En 2040, un téléphone intelligent contiendra 500 milliards de chansons, 350 millions d'années d'archives de journaux ou 30 000 ans de cinéma, et les données voyageront 3 millions de fois plus vite qu'aujourd'hui: le Japon doit se préparer au changement, prévient le gourou japonais des télécoms, Masayoshi Son.

S'exprimant mardi devant des experts mandatés par le gouvernement pour préparer l'environnement technologique de 2020 et au-delà, le fondateur et PDG du groupe de télécommunications SoftBank ne s'est comme d'habitude pas privé de faire rêver les technophiles.

Même s'il n'invente rien, mais parce qu'il s'informe sur tout, M. Son est souvent vu comme un visionnaire, une image qu'il entretient à chacune de ses apparitions en public, de même qu'il se passe de la brosse à reluire à chaque page de ses présentations, au demeurant souvent jugées brillantes.

Grâce aux investissements massifs effectués par les opérateurs et à la concurrence qui crée une forte émulation, «le Japon fait la course en tête dans le domaine des télécommunications mobiles, avec déjà fin 2013 quelque 39 millions d'abonnés aux services cellulaires à la norme LTE» (aussi abusivement appelée 4G), soit près d'un tiers du total, a-t-il déclaré mardi.

Mais les efforts ne doivent pas s'arrêter parce qu'il faut parer à l'augmentation exponentielle du trafic sur les réseaux mobiles, qui risque d'être multiplié par 1000 au Japon en 10 ans même si la population vieillit et diminue.

··········

Activité 1:
D'après l'article sur les télécoms japonais, combien d'abonnés aux services cellulaires à la norme LTE le Japon comptait-il fin 2013 ?
Activité 2:
Restituez à l'identique le passage de l'article sur les télécoms japonais qui commence à « Grâce aux investissements » et se termine à « vieillit et diminue. ».
Les données qui suivent ne sont pas utiles ici.

··········

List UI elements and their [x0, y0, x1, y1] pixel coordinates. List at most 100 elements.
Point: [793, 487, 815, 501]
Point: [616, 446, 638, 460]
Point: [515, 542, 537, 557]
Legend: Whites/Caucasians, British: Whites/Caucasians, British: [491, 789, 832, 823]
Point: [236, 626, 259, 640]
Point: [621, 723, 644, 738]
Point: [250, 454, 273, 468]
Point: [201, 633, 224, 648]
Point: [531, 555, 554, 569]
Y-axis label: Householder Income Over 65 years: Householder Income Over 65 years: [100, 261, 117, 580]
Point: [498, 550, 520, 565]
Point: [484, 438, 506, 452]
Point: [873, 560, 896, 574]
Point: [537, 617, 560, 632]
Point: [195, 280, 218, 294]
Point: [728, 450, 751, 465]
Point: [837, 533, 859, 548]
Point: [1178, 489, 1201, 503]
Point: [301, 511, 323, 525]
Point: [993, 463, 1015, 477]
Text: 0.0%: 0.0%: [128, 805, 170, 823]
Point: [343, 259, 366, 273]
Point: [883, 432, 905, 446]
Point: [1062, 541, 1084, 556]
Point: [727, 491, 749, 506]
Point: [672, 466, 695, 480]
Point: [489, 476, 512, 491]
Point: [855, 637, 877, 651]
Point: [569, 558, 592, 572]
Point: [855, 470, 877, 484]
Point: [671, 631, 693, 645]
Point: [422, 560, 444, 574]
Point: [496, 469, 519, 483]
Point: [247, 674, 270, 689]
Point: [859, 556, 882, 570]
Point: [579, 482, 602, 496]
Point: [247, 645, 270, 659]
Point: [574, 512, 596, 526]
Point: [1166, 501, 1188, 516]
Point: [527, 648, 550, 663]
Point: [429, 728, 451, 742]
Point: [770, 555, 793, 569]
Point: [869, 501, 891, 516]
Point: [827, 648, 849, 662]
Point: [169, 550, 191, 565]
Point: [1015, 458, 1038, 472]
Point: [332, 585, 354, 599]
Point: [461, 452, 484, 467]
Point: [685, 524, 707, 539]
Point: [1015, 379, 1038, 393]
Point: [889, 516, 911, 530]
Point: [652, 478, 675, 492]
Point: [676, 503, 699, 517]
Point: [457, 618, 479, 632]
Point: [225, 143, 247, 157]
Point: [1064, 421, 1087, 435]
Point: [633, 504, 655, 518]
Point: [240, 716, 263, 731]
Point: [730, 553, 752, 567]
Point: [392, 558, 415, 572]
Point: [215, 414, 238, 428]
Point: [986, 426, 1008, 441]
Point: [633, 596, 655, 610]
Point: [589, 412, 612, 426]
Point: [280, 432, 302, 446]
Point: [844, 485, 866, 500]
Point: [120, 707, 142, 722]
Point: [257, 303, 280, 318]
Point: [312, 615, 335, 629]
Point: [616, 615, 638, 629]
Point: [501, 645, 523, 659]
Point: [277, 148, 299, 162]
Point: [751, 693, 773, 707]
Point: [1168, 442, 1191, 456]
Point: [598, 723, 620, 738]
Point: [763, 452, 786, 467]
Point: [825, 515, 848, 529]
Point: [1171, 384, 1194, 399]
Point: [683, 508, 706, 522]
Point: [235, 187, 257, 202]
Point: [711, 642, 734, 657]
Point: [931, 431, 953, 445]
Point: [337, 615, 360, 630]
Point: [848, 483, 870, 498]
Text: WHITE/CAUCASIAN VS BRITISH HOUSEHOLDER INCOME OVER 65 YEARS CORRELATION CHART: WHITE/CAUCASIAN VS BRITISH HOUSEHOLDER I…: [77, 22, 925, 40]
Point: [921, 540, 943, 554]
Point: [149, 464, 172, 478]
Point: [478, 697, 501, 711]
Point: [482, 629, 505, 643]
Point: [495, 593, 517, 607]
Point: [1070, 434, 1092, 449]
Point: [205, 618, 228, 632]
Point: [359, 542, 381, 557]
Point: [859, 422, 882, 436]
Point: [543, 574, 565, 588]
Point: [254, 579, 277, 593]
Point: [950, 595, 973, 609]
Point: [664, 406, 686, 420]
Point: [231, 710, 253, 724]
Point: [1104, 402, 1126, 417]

··········

Réponse rédigée 1:
Quelque 39 millions, soit près d'un tiers du total.

Réponse rédigée 2:
Grâce aux investissements massifs effectués par les opérateurs et à la concurrence qui crée une forte émulation, «le Japon fait la course en tête dans le domaine des télécommunications mobiles, avec déjà fin 2013 quelque 39 millions d'abonnés aux services cellulaires à la norme LTE» (aussi abusivement appelée 4G), soit près d'un tiers du total, a-t-il déclaré mardi.

Mais les efforts ne doivent pas s'arrêter parce qu'il faut parer à l'augmentation exponentielle du trafic sur les réseaux mobiles, qui risque d'être multiplié par 1000 au Japon en 10 ans même si la population vieillit et diminue.